Entries from a dataset:
##############################

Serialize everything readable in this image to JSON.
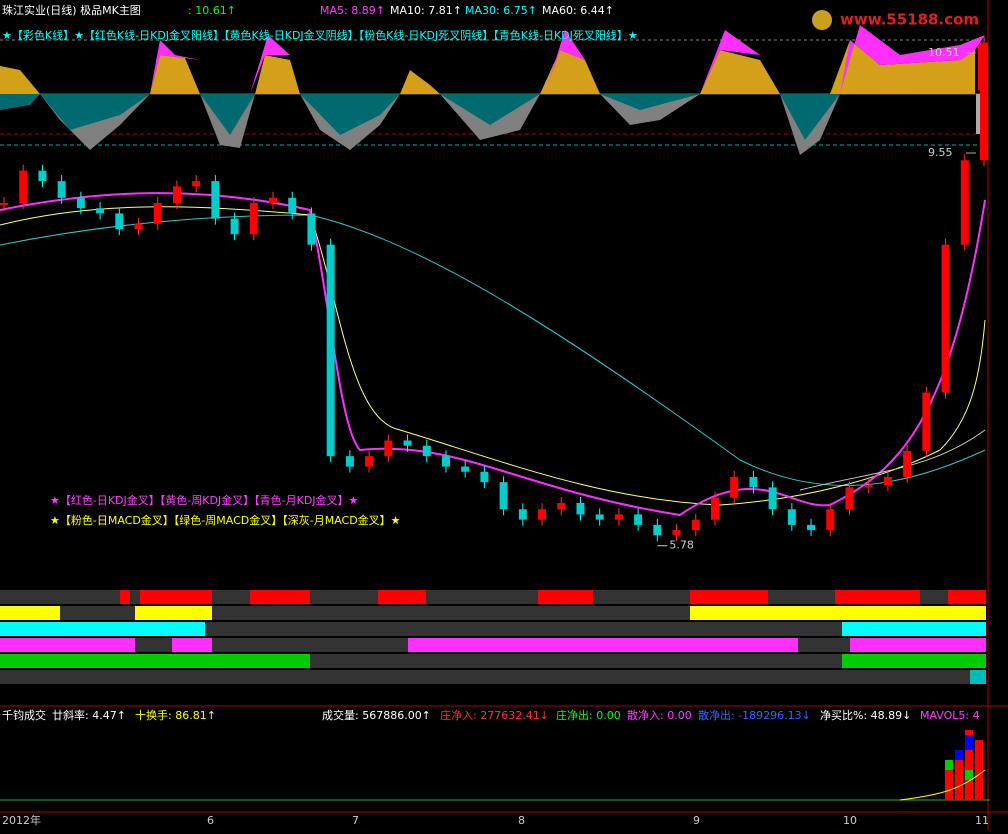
{
  "header": {
    "title": "珠江实业(日线) 极品MK主图",
    "price": ": 10.61↑",
    "ma5": "MA5: 8.89↑",
    "ma10": "MA10: 7.81↑",
    "ma30": "MA30: 6.75↑",
    "ma60": "MA60: 6.44↑",
    "logo": "www.55188.com"
  },
  "banners": {
    "kline": "★【彩色K线】★【红色K线-日KDJ金叉阳线】【黄色K线-日KDJ金叉阴线】【粉色K线-日KDJ死叉阴线】【青色K线-日KDJ死叉阳线】★",
    "kdj": "★【红色-日KDJ金叉】【黄色-周KDJ金叉】【青色-月KDJ金叉】★",
    "macd": "★【粉色-日MACD金叉】【绿色-周MACD金叉】【深灰-月MACD金叉】★"
  },
  "price_chart": {
    "axis_labels": [
      10.51,
      9.55
    ],
    "low_label": 5.78,
    "close": [
      9.07,
      9.38,
      9.28,
      9.12,
      9.02,
      8.97,
      8.82,
      8.87,
      9.07,
      9.23,
      9.28,
      8.92,
      8.77,
      9.07,
      9.12,
      8.97,
      8.67,
      6.64,
      6.54,
      6.64,
      6.79,
      6.74,
      6.64,
      6.54,
      6.49,
      6.39,
      6.13,
      6.03,
      6.13,
      6.19,
      6.08,
      6.03,
      6.08,
      5.98,
      5.88,
      5.93,
      6.03,
      6.24,
      6.44,
      6.34,
      6.13,
      5.98,
      5.93,
      6.13,
      6.34,
      6.36,
      6.44,
      6.69,
      7.25,
      8.67,
      9.48,
      10.61
    ]
  },
  "volume_header": {
    "name": "千钧成交",
    "slope": "廿斜率: 4.47↑",
    "turnover": "十换手: 86.81↑",
    "volume": "成交量: 567886.00↑",
    "main_in": "庄净入: 277632.41↓",
    "main_out": "庄净出: 0.00",
    "retail_in": "散净入: 0.00",
    "retail_out": "散净出: -189296.13↓",
    "ratio": "净买比%: 48.89↓",
    "mavol": "MAVOL5: 4"
  },
  "x_axis": [
    "2012年",
    "6",
    "7",
    "8",
    "9",
    "10",
    "11"
  ]
}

##############################

◆ Work to complete: Copy every line above word for word and exclude the pictures.

◆ Response to the task:
Serialize everything readable in this image to JSON.
{
  "header": {
    "title": "珠江实业(日线) 极品MK主图",
    "price": ": 10.61↑",
    "ma5": "MA5: 8.89↑",
    "ma10": "MA10: 7.81↑",
    "ma30": "MA30: 6.75↑",
    "ma60": "MA60: 6.44↑",
    "logo": "www.55188.com"
  },
  "banners": {
    "kline": "★【彩色K线】★【红色K线-日KDJ金叉阳线】【黄色K线-日KDJ金叉阴线】【粉色K线-日KDJ死叉阴线】【青色K线-日KDJ死叉阳线】★",
    "kdj": "★【红色-日KDJ金叉】【黄色-周KDJ金叉】【青色-月KDJ金叉】★",
    "macd": "★【粉色-日MACD金叉】【绿色-周MACD金叉】【深灰-月MACD金叉】★"
  },
  "price_chart": {
    "axis_labels": [
      10.51,
      9.55
    ],
    "low_label": 5.78,
    "close": [
      9.07,
      9.38,
      9.28,
      9.12,
      9.02,
      8.97,
      8.82,
      8.87,
      9.07,
      9.23,
      9.28,
      8.92,
      8.77,
      9.07,
      9.12,
      8.97,
      8.67,
      6.64,
      6.54,
      6.64,
      6.79,
      6.74,
      6.64,
      6.54,
      6.49,
      6.39,
      6.13,
      6.03,
      6.13,
      6.19,
      6.08,
      6.03,
      6.08,
      5.98,
      5.88,
      5.93,
      6.03,
      6.24,
      6.44,
      6.34,
      6.13,
      5.98,
      5.93,
      6.13,
      6.34,
      6.36,
      6.44,
      6.69,
      7.25,
      8.67,
      9.48,
      10.61
    ]
  },
  "volume_header": {
    "name": "千钧成交",
    "slope": "廿斜率: 4.47↑",
    "turnover": "十换手: 86.81↑",
    "volume": "成交量: 567886.00↑",
    "main_in": "庄净入: 277632.41↓",
    "main_out": "庄净出: 0.00",
    "retail_in": "散净入: 0.00",
    "retail_out": "散净出: -189296.13↓",
    "ratio": "净买比%: 48.89↓",
    "mavol": "MAVOL5: 4"
  },
  "x_axis": [
    "2012年",
    "6",
    "7",
    "8",
    "9",
    "10",
    "11"
  ]
}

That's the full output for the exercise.